• **TASK TO COMPLETE**
Which lines hold the word "title"? Copy each of them.

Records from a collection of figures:
§ §
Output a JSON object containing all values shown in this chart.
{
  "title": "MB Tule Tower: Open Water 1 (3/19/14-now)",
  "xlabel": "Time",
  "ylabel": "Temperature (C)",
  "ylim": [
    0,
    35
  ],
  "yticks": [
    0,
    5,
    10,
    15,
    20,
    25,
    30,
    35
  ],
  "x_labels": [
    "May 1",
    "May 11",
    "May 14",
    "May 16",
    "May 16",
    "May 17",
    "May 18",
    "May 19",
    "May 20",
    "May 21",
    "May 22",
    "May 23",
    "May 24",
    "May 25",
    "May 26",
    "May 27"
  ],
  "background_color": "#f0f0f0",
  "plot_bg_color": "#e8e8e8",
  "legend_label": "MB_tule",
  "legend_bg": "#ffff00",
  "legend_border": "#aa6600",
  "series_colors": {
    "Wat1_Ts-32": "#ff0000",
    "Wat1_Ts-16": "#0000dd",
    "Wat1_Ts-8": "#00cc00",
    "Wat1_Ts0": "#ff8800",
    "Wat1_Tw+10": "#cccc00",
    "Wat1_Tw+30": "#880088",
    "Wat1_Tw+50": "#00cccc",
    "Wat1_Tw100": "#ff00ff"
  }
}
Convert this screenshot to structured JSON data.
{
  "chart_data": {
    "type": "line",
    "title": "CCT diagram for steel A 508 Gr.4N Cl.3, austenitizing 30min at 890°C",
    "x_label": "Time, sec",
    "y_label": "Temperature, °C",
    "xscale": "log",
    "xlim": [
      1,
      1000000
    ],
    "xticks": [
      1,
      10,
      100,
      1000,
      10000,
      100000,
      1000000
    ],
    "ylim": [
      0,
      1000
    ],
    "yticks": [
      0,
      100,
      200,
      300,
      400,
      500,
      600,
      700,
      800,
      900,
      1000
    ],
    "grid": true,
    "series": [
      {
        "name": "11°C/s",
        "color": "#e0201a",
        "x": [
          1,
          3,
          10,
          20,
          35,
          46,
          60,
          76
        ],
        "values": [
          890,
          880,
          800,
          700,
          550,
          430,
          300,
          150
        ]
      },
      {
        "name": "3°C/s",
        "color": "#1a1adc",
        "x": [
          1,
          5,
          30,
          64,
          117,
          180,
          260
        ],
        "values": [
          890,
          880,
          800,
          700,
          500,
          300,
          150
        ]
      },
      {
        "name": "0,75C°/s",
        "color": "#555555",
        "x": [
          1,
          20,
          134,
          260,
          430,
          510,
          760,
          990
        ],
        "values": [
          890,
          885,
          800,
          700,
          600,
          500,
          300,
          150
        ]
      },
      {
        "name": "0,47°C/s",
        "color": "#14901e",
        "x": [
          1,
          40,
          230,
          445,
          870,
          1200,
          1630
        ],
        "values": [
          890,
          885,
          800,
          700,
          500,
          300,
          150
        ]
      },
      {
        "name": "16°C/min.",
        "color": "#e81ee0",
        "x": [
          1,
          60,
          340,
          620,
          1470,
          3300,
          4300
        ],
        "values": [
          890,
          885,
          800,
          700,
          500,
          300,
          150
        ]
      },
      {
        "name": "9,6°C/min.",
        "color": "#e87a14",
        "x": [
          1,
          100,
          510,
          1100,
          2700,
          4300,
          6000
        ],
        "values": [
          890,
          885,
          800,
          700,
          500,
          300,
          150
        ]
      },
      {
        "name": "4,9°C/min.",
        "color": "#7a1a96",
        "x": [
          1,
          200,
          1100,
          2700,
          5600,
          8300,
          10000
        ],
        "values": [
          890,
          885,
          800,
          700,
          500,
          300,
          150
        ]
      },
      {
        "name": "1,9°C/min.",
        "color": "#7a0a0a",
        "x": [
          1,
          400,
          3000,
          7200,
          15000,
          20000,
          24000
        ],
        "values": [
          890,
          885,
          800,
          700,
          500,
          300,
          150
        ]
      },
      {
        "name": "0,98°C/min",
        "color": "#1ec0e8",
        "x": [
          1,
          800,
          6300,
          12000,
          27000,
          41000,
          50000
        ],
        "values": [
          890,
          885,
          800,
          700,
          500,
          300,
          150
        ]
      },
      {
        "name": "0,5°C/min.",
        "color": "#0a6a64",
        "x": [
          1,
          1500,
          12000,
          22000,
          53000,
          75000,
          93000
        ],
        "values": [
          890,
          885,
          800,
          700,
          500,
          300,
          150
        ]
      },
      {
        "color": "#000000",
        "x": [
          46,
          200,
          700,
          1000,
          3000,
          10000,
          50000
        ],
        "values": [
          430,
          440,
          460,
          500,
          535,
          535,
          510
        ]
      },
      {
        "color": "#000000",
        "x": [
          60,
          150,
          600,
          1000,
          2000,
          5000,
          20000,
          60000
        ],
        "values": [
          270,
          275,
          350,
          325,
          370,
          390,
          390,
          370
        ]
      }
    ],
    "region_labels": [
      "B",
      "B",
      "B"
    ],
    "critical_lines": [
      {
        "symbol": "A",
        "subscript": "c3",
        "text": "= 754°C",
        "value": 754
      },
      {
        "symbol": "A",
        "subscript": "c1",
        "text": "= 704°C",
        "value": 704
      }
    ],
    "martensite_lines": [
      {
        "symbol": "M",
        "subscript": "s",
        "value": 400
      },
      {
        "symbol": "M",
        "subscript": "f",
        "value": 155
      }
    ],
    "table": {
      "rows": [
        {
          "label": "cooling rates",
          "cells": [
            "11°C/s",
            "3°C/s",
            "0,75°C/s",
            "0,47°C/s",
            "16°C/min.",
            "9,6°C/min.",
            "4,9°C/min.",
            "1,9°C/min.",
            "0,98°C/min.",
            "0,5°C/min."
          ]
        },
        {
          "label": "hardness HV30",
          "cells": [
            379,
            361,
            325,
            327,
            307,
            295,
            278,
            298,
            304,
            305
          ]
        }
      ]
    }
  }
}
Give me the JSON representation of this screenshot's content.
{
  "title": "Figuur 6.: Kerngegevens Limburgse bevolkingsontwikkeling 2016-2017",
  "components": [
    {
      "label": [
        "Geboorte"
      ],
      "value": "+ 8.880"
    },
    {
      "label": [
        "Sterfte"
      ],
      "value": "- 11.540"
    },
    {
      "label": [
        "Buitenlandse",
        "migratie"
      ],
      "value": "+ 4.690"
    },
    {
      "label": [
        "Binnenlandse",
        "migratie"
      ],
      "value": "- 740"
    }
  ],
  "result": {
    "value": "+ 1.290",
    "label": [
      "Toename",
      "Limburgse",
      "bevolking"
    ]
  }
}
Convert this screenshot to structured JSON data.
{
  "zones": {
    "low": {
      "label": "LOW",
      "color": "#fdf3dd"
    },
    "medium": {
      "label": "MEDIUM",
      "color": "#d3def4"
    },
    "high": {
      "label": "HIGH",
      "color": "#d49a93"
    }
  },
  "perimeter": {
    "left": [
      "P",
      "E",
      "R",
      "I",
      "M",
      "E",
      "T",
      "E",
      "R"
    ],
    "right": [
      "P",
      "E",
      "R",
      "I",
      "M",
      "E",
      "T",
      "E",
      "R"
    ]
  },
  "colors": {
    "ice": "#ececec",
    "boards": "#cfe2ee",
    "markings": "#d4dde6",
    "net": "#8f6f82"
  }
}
§ §
• **RESULT FOR THIS TASK**
  "title": "MB Tule Tower: Open Water 1 (3/19/14-now)",
    "title": "CCT diagram for steel A 508 Gr.4N Cl.3, austenitizing 30min at 890°C",
  "title": "Figuur 6.: Kerngegevens Limburgse bevolkingsontwikkeling 2016-2017",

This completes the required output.